■ Text segment ■
-=-=-=-=-

Innovative MDs with a penchant for making gadgets have long been a source of new (patented) medical devices. According to Tresa Baldas at The National Law Journal, the new thing amongst you doctor types (says the engineer) is collecting patents for techniques, rather than just devices…
A spokesman for the U.S. Patent and Trademark Office had no exact figures for medical-method patents, confirming only that “because we are seeing an increase in medical/surgical method applications,” more hires are being sought.
“My business is booming,” said patent lawyer Glen Belvis of Chicago’s Brinks Hofer Gilson & Lione, who credits technological advances for driving the medical-patent boom. “As a patent lawyer, I have a ton of great, innovative things that I can now protect.”
Currently, Belvis is helping secure a patent for a new laser eye surgery technique. “The way the system works right now appears to be very effective. It has never prevented anyone from practicing a surgical technique, and I don’t believe a patient has ever been deprived of a surgical technique because of patents,” he said. “They allow for innovation to advance and force people to play by the rules.”

-=-=-=-=-

■ Given information ■

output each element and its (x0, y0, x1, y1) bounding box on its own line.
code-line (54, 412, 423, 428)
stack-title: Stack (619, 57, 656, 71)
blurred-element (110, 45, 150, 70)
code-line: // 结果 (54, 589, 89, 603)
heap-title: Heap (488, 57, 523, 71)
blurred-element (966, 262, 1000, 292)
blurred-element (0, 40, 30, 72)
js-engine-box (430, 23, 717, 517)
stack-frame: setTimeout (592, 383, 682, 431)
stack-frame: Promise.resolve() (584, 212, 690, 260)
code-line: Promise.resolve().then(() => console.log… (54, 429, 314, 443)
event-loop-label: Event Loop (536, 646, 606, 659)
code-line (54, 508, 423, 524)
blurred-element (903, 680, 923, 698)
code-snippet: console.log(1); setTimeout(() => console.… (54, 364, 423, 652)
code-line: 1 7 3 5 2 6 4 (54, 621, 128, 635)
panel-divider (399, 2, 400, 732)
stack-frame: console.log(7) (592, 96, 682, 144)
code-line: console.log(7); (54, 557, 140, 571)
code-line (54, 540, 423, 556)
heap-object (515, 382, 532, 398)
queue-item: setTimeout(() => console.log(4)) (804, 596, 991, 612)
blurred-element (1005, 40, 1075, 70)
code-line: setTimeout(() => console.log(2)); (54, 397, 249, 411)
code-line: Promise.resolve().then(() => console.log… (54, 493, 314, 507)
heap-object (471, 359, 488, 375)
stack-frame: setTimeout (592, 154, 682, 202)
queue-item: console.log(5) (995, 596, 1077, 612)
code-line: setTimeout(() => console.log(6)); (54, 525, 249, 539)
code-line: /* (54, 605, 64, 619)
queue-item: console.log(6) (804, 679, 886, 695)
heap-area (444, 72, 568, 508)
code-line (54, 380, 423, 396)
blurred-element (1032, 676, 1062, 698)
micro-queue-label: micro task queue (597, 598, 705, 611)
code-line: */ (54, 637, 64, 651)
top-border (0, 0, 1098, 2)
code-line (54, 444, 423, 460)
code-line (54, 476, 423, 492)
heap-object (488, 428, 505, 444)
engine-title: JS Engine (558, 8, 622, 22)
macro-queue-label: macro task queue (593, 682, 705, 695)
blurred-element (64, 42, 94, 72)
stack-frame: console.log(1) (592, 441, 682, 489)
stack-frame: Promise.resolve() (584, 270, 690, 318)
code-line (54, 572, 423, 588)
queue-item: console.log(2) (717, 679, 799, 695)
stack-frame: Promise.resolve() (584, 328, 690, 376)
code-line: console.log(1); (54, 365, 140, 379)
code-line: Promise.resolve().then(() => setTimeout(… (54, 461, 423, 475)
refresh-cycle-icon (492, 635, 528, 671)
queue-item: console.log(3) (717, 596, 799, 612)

-=-=-=-=-

■ Prompt A ■
From the text on medical-method patents, list every named person and every named organization or publication.
■ Prompt B ■
Echo the passage of the text on medical-method patents that starts with "Innovative MDs with" and goes on through "are being sought.".

■ Written reply A ■
- Tresa Baldas
- The National Law Journal
- U.S. Patent and Trademark Office
- Glen Belvis
- Brinks Hofer Gilson & Lione

■ Written reply B ■
Innovative MDs with a penchant for making gadgets have long been a source of new (patented) medical devices. According to Tresa Baldas at The National Law Journal, the new thing amongst you doctor types (says the engineer) is collecting patents for techniques, rather than just devices…
A spokesman for the U.S. Patent and Trademark Office had no exact figures for medical-method patents, confirming only that “because we are seeing an increase in medical/surgical method applications,” more hires are being sought.